WORK INSTRUCTIONS:
Reproduce all the entries exactly.

Dataset items:
● ● ● ● ●
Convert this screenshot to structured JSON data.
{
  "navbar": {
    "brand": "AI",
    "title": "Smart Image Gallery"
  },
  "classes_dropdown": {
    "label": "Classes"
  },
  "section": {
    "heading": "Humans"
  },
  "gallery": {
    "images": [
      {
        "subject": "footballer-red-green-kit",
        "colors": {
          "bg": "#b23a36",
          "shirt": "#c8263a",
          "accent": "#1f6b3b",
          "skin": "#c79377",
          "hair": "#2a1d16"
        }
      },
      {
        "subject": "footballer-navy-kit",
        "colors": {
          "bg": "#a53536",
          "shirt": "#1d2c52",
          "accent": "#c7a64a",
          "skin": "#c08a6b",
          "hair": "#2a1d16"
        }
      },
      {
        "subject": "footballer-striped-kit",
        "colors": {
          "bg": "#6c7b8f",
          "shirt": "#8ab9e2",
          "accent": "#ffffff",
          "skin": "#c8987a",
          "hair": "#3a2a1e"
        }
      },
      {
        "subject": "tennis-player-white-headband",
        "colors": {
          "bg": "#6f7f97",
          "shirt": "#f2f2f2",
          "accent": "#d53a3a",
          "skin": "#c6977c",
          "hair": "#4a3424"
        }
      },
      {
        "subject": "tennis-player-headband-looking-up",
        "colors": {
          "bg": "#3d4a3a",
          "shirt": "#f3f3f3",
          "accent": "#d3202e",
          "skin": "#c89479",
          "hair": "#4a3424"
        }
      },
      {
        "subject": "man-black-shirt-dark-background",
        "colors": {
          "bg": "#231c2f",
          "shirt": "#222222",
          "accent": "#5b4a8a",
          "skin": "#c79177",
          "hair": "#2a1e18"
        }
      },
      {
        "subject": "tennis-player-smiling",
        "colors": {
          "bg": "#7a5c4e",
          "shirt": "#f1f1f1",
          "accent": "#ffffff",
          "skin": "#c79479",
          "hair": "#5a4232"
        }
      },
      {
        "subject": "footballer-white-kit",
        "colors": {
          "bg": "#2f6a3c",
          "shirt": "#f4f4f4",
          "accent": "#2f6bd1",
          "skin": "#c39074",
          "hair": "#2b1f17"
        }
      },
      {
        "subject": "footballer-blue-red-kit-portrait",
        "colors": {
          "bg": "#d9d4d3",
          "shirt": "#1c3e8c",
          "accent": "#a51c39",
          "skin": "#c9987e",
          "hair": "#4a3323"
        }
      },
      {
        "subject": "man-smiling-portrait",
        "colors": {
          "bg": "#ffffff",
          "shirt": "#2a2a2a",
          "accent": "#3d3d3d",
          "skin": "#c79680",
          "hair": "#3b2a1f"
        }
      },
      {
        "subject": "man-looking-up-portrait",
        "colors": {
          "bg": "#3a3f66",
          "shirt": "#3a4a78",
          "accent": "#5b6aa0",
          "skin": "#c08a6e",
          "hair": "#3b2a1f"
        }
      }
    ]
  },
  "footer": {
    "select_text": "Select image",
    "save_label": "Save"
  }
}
● ● ● ● ●
COMPLETED EXERCISE:
Convert this screenshot to structured JSON data.
{
  "navbar": {
    "brand": "AI",
    "title": "Smart Image Gallery"
  },
  "classes_dropdown": {
    "label": "Classes"
  },
  "section": {
    "heading": "Humans"
  },
  "gallery": {
    "images": [
      {
        "subject": "footballer-red-green-kit",
        "colors": {
          "bg": "#b23a36",
          "shirt": "#c8263a",
          "accent": "#1f6b3b",
          "skin": "#c79377",
          "hair": "#2a1d16"
        }
      },
      {
        "subject": "footballer-navy-kit",
        "colors": {
          "bg": "#a53536",
          "shirt": "#1d2c52",
          "accent": "#c7a64a",
          "skin": "#c08a6b",
          "hair": "#2a1d16"
        }
      },
      {
        "subject": "footballer-striped-kit",
        "colors": {
          "bg": "#6c7b8f",
          "shirt": "#8ab9e2",
          "accent": "#ffffff",
          "skin": "#c8987a",
          "hair": "#3a2a1e"
        }
      },
      {
        "subject": "tennis-player-white-headband",
        "colors": {
          "bg": "#6f7f97",
          "shirt": "#f2f2f2",
          "accent": "#d53a3a",
          "skin": "#c6977c",
          "hair": "#4a3424"
        }
      },
      {
        "subject": "tennis-player-headband-looking-up",
        "colors": {
          "bg": "#3d4a3a",
          "shirt": "#f3f3f3",
          "accent": "#d3202e",
          "skin": "#c89479",
          "hair": "#4a3424"
        }
      },
      {
        "subject": "man-black-shirt-dark-background",
        "colors": {
          "bg": "#231c2f",
          "shirt": "#222222",
          "accent": "#5b4a8a",
          "skin": "#c79177",
          "hair": "#2a1e18"
        }
      },
      {
        "subject": "tennis-player-smiling",
        "colors": {
          "bg": "#7a5c4e",
          "shirt": "#f1f1f1",
          "accent": "#ffffff",
          "skin": "#c79479",
          "hair": "#5a4232"
        }
      },
      {
        "subject": "footballer-white-kit",
        "colors": {
          "bg": "#2f6a3c",
          "shirt": "#f4f4f4",
          "accent": "#2f6bd1",
          "skin": "#c39074",
          "hair": "#2b1f17"
        }
      },
      {
        "subject": "footballer-blue-red-kit-portrait",
        "colors": {
          "bg": "#d9d4d3",
          "shirt": "#1c3e8c",
          "accent": "#a51c39",
          "skin": "#c9987e",
          "hair": "#4a3323"
        }
      },
      {
        "subject": "man-smiling-portrait",
        "colors": {
          "bg": "#ffffff",
          "shirt": "#2a2a2a",
          "accent": "#3d3d3d",
          "skin": "#c79680",
          "hair": "#3b2a1f"
        }
      },
      {
        "subject": "man-looking-up-portrait",
        "colors": {
          "bg": "#3a3f66",
          "shirt": "#3a4a78",
          "accent": "#5b6aa0",
          "skin": "#c08a6e",
          "hair": "#3b2a1f"
        }
      }
    ]
  },
  "footer": {
    "select_text": "Select image",
    "save_label": "Save"
  }
}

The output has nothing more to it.